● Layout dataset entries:
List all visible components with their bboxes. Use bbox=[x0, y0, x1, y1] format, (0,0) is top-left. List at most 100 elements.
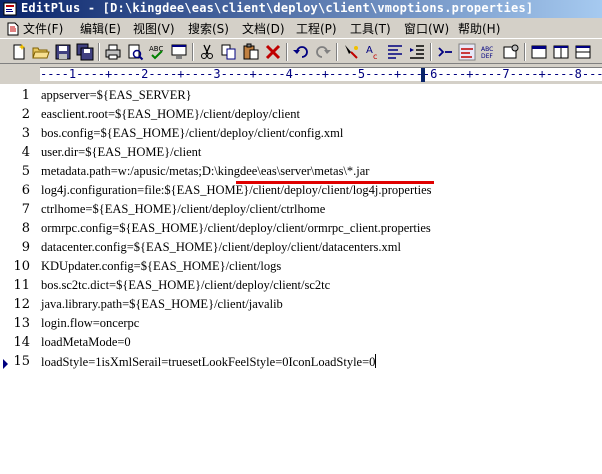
editor-line[interactable]: 2 easclient.root=${EAS_HOME}/client/depl… bbox=[0, 106, 602, 125]
editplus-window: EditPlus - [D:\kingdee\eas\client\deploy… bbox=[0, 0, 602, 474]
line-text[interactable]: log4j.configuration=file:${EAS_HOME}/cli… bbox=[41, 183, 432, 198]
toolbar-separator bbox=[430, 43, 432, 61]
editor-line[interactable]: 14 loadMetaMode=0 bbox=[0, 334, 602, 353]
editor-line-current[interactable]: 15 loadStyle=1isXmlSerail=truesetLookFee… bbox=[0, 353, 602, 372]
line-text[interactable]: loadMetaMode=0 bbox=[41, 335, 131, 350]
wrap-toggle-button[interactable] bbox=[436, 43, 454, 61]
undo-button[interactable] bbox=[292, 43, 310, 61]
new-file-icon bbox=[13, 44, 25, 60]
line-number: 14 bbox=[13, 335, 30, 350]
wrap-toggle-icon bbox=[438, 47, 452, 57]
line-number: 3 bbox=[21, 126, 30, 141]
line-text[interactable]: java.library.path=${EAS_HOME}/client/jav… bbox=[41, 297, 283, 312]
editor-line[interactable]: 13 login.flow=oncerpc bbox=[0, 315, 602, 334]
title-bar[interactable]: EditPlus - [D:\kingdee\eas\client\deploy… bbox=[0, 0, 602, 18]
browser-button[interactable] bbox=[170, 43, 188, 61]
window-cascade-icon bbox=[553, 45, 569, 59]
spell-check-button[interactable]: ABC bbox=[148, 43, 166, 61]
editor-line[interactable]: 10 KDUpdater.config=${EAS_HOME}/client/l… bbox=[0, 258, 602, 277]
menu-view[interactable]: 视图(V) bbox=[133, 20, 175, 37]
toolbar-separator bbox=[524, 43, 526, 61]
toolbar-separator bbox=[192, 43, 194, 61]
menu-edit[interactable]: 编辑(E) bbox=[80, 20, 121, 37]
open-folder-icon bbox=[32, 47, 50, 59]
preferences-button[interactable] bbox=[502, 43, 520, 61]
save-button[interactable] bbox=[54, 43, 72, 61]
undo-icon bbox=[293, 46, 308, 58]
editor-line[interactable]: 4 user.dir=${EAS_HOME}/client bbox=[0, 144, 602, 163]
replace-button[interactable]: Ac bbox=[364, 43, 382, 61]
line-text[interactable]: ctrlhome=${EAS_HOME}/client/deploy/clien… bbox=[41, 202, 325, 217]
ruler: ----1----+----2----+----3----+----4----+… bbox=[0, 64, 602, 84]
print-preview-button[interactable] bbox=[126, 43, 144, 61]
line-text[interactable]: metadata.path=w:/apusic/metas;D:\kingdee… bbox=[41, 164, 369, 179]
delete-x-icon bbox=[265, 44, 281, 60]
menu-file[interactable]: 文件(F) bbox=[6, 20, 63, 37]
copy-icon bbox=[221, 44, 236, 60]
editor-line[interactable]: 8 ormrpc.config=${EAS_HOME}/client/deplo… bbox=[0, 220, 602, 239]
print-button[interactable] bbox=[104, 43, 122, 61]
editor-line[interactable]: 11 bos.sc2tc.dict=${EAS_HOME}/client/dep… bbox=[0, 277, 602, 296]
line-text[interactable]: login.flow=oncerpc bbox=[41, 316, 139, 331]
indent-button[interactable] bbox=[408, 43, 426, 61]
editplus-app-icon bbox=[3, 2, 17, 16]
editor-line[interactable]: 12 java.library.path=${EAS_HOME}/client/… bbox=[0, 296, 602, 315]
new-file-button[interactable] bbox=[10, 43, 28, 61]
line-text-current[interactable]: loadStyle=1isXmlSerail=truesetLookFeelSt… bbox=[41, 354, 377, 370]
line-number: 1 bbox=[21, 88, 30, 103]
window-cascade-button[interactable] bbox=[552, 43, 570, 61]
copy-button[interactable] bbox=[220, 43, 238, 61]
line-text[interactable]: KDUpdater.config=${EAS_HOME}/client/logs bbox=[41, 259, 281, 274]
editor-line[interactable]: 6 log4j.configuration=file:${EAS_HOME}/c… bbox=[0, 182, 602, 201]
line-number: 2 bbox=[21, 107, 30, 122]
redo-button[interactable] bbox=[314, 43, 332, 61]
svg-text:ABC: ABC bbox=[481, 46, 493, 53]
spell-check-icon: ABC bbox=[149, 45, 163, 60]
line-text[interactable]: easclient.root=${EAS_HOME}/client/deploy… bbox=[41, 107, 300, 122]
indent-icon bbox=[410, 45, 424, 59]
menu-bar: 文件(F) 编辑(E) 视图(V) 搜索(S) 文档(D) 工程(P) 工具(T… bbox=[0, 18, 602, 38]
save-all-icon bbox=[76, 43, 94, 61]
line-text[interactable]: user.dir=${EAS_HOME}/client bbox=[41, 145, 201, 160]
replace-icon: Ac bbox=[366, 45, 377, 61]
word-wrap-button[interactable] bbox=[386, 43, 404, 61]
menu-project[interactable]: 工程(P) bbox=[296, 20, 337, 37]
line-text[interactable]: datacenter.config=${EAS_HOME}/client/dep… bbox=[41, 240, 401, 255]
line-number: 8 bbox=[21, 221, 30, 236]
toolbar: ABC Ac ABC DEF bbox=[0, 38, 602, 64]
editor-line[interactable]: 1 appserver=${EAS_SERVER} bbox=[0, 87, 602, 106]
line-number: 11 bbox=[13, 278, 30, 293]
menu-tools[interactable]: 工具(T) bbox=[350, 20, 391, 37]
line-text[interactable]: ormrpc.config=${EAS_HOME}/client/deploy/… bbox=[41, 221, 431, 236]
line-number: 15 bbox=[13, 354, 30, 369]
save-all-button[interactable] bbox=[76, 43, 94, 61]
menu-document[interactable]: 文档(D) bbox=[242, 20, 285, 37]
print-icon bbox=[105, 44, 121, 60]
line-number: 9 bbox=[21, 240, 30, 255]
window-tile-button[interactable] bbox=[530, 43, 548, 61]
editor-area[interactable]: 1 appserver=${EAS_SERVER} 2 easclient.ro… bbox=[0, 84, 602, 474]
menu-search[interactable]: 搜索(S) bbox=[188, 20, 229, 37]
editor-line[interactable]: 5 metadata.path=w:/apusic/metas;D:\kingd… bbox=[0, 163, 602, 182]
open-file-button[interactable] bbox=[32, 43, 50, 61]
spell-abc-button[interactable]: ABC DEF bbox=[480, 43, 498, 61]
word-wrap-icon bbox=[388, 45, 402, 59]
editor-line[interactable]: 7 ctrlhome=${EAS_HOME}/client/deploy/cli… bbox=[0, 201, 602, 220]
editor-line[interactable]: 3 bos.config=${EAS_HOME}/client/deploy/c… bbox=[0, 125, 602, 144]
whitespace-toggle-button[interactable] bbox=[458, 43, 476, 61]
menu-help[interactable]: 帮助(H) bbox=[458, 20, 500, 37]
line-text[interactable]: appserver=${EAS_SERVER} bbox=[41, 88, 192, 103]
find-button[interactable] bbox=[342, 43, 360, 61]
line-text[interactable]: bos.config=${EAS_HOME}/client/deploy/cli… bbox=[41, 126, 343, 141]
preferences-icon bbox=[503, 44, 519, 59]
cut-button[interactable] bbox=[198, 43, 216, 61]
window-split-button[interactable] bbox=[574, 43, 592, 61]
paste-button[interactable] bbox=[242, 43, 260, 61]
line-text[interactable]: bos.sc2tc.dict=${EAS_HOME}/client/deploy… bbox=[41, 278, 330, 293]
menu-window[interactable]: 窗口(W) bbox=[404, 20, 449, 37]
editor-line[interactable]: 9 datacenter.config=${EAS_HOME}/client/d… bbox=[0, 239, 602, 258]
text-caret bbox=[375, 354, 377, 368]
print-preview-icon bbox=[128, 44, 144, 61]
delete-button[interactable] bbox=[264, 43, 282, 61]
redo-icon bbox=[316, 46, 331, 58]
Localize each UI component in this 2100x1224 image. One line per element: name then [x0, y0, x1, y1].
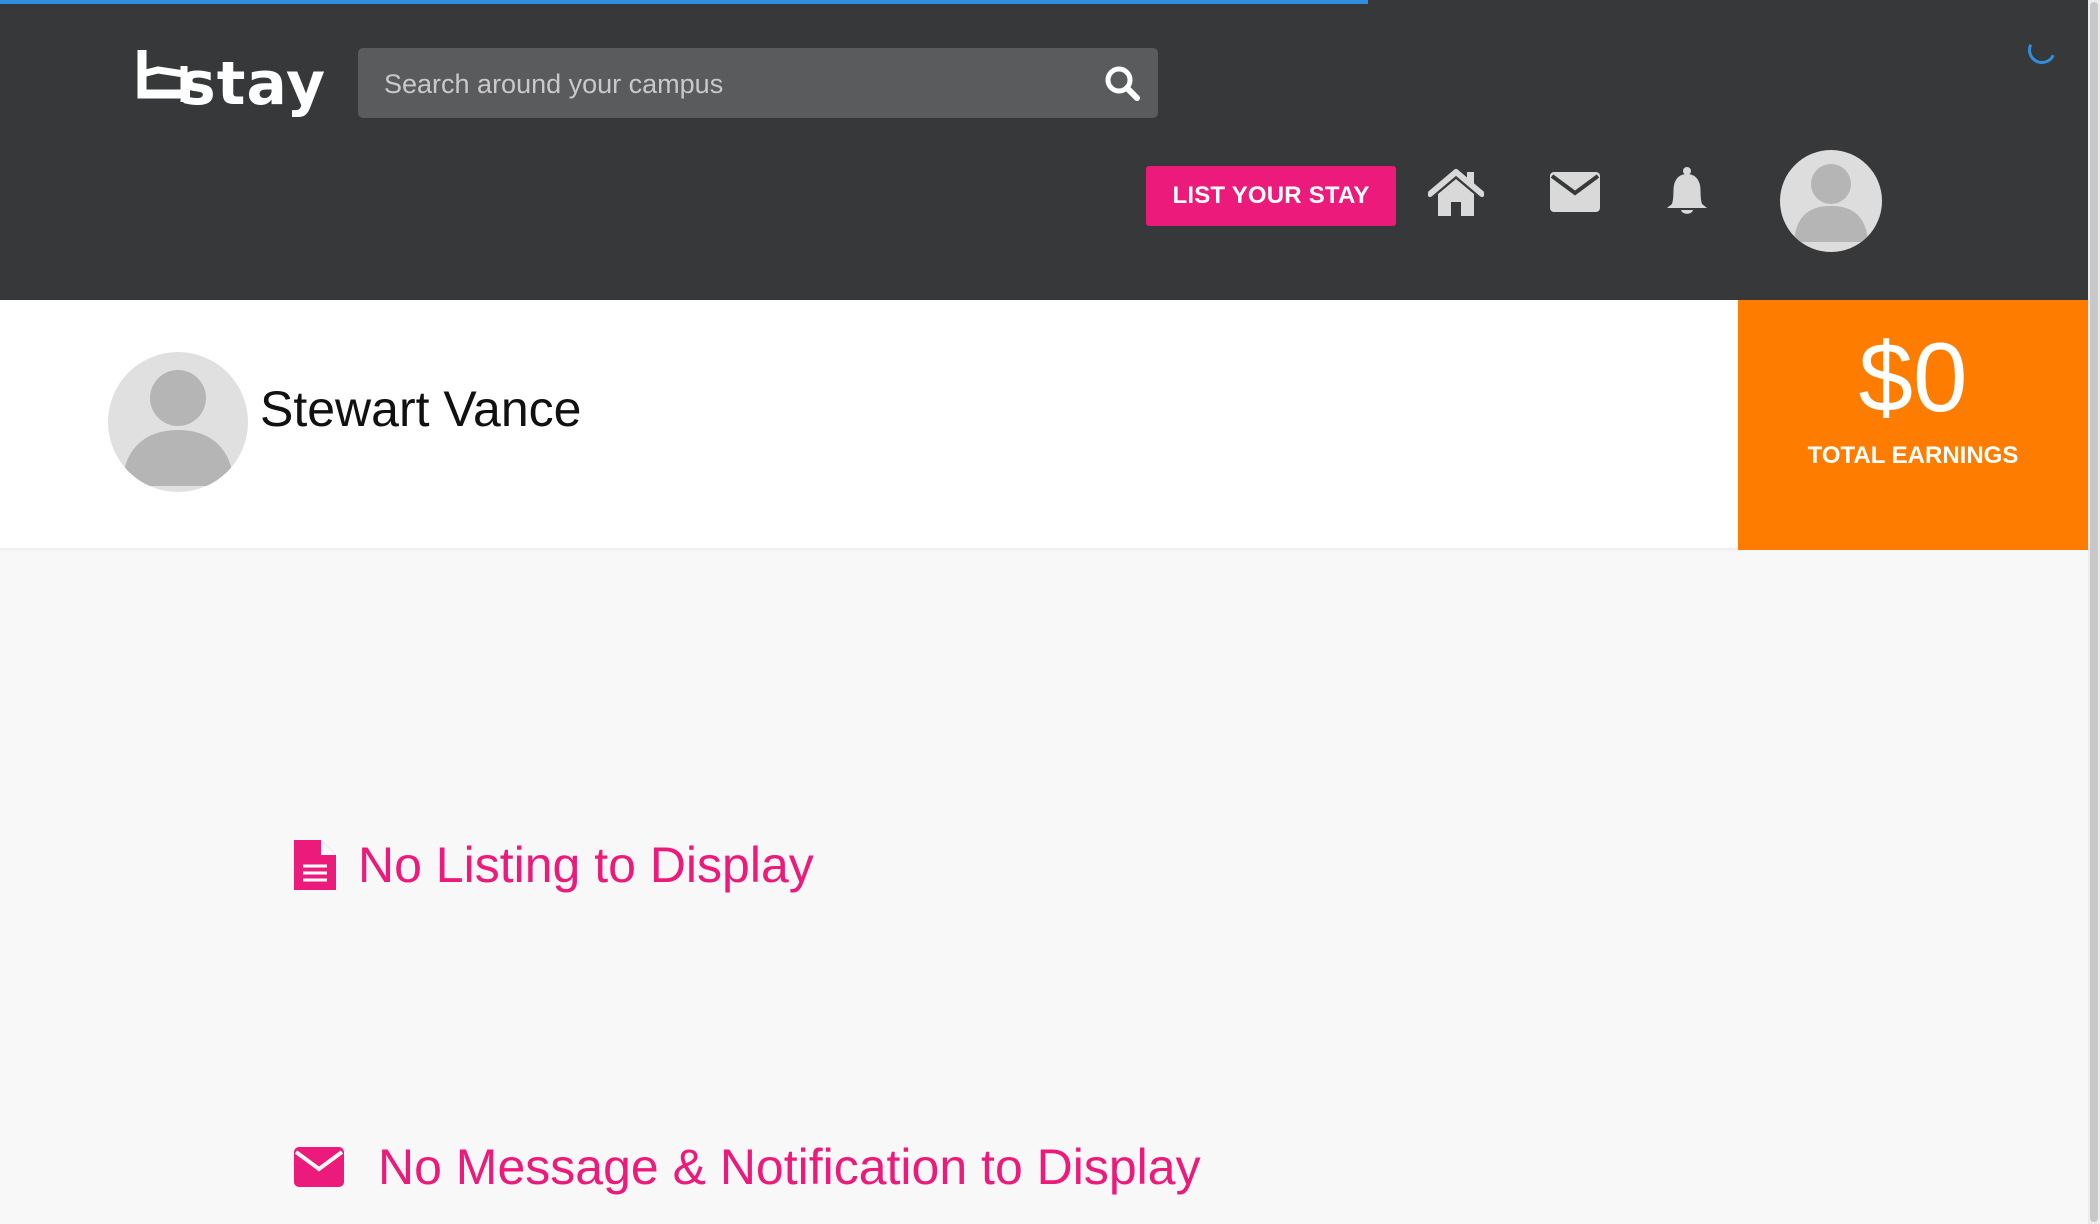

● Goal of the exercise: Copy out the stretch of the listing above from the line containing "106, 602, 125]" through the line containing "64, 602, 84]", character for character.

● Complete answer:
editor-line[interactable]: 2 easclient.root=${EAS_HOME}/client/depl… bbox=[0, 106, 602, 125]
editplus-window: EditPlus - [D:\kingdee\eas\client\deploy… bbox=[0, 0, 602, 474]
line-text[interactable]: log4j.configuration=file:${EAS_HOME}/cli… bbox=[41, 183, 432, 198]
toolbar-separator bbox=[430, 43, 432, 61]
editor-line[interactable]: 14 loadMetaMode=0 bbox=[0, 334, 602, 353]
editor-line-current[interactable]: 15 loadStyle=1isXmlSerail=truesetLookFee… bbox=[0, 353, 602, 372]
line-text[interactable]: loadMetaMode=0 bbox=[41, 335, 131, 350]
wrap-toggle-button[interactable] bbox=[436, 43, 454, 61]
undo-button[interactable] bbox=[292, 43, 310, 61]
new-file-icon bbox=[13, 44, 25, 60]
line-number: 14 bbox=[13, 335, 30, 350]
wrap-toggle-icon bbox=[438, 47, 452, 57]
line-number: 3 bbox=[21, 126, 30, 141]
line-text[interactable]: java.library.path=${EAS_HOME}/client/jav… bbox=[41, 297, 283, 312]
editor-line[interactable]: 13 login.flow=oncerpc bbox=[0, 315, 602, 334]
title-bar[interactable]: EditPlus - [D:\kingdee\eas\client\deploy… bbox=[0, 0, 602, 18]
browser-button[interactable] bbox=[170, 43, 188, 61]
window-cascade-icon bbox=[553, 45, 569, 59]
spell-check-button[interactable]: ABC bbox=[148, 43, 166, 61]
editor-line[interactable]: 10 KDUpdater.config=${EAS_HOME}/client/l… bbox=[0, 258, 602, 277]
menu-view[interactable]: 视图(V) bbox=[133, 20, 175, 37]
toolbar-separator bbox=[524, 43, 526, 61]
toolbar-separator bbox=[192, 43, 194, 61]
menu-edit[interactable]: 编辑(E) bbox=[80, 20, 121, 37]
open-folder-icon bbox=[32, 47, 50, 59]
preferences-button[interactable] bbox=[502, 43, 520, 61]
save-button[interactable] bbox=[54, 43, 72, 61]
undo-icon bbox=[293, 46, 308, 58]
editor-line[interactable]: 4 user.dir=${EAS_HOME}/client bbox=[0, 144, 602, 163]
replace-button[interactable]: Ac bbox=[364, 43, 382, 61]
line-text[interactable]: ctrlhome=${EAS_HOME}/client/deploy/clien… bbox=[41, 202, 325, 217]
ruler: ----1----+----2----+----3----+----4----+… bbox=[0, 64, 602, 84]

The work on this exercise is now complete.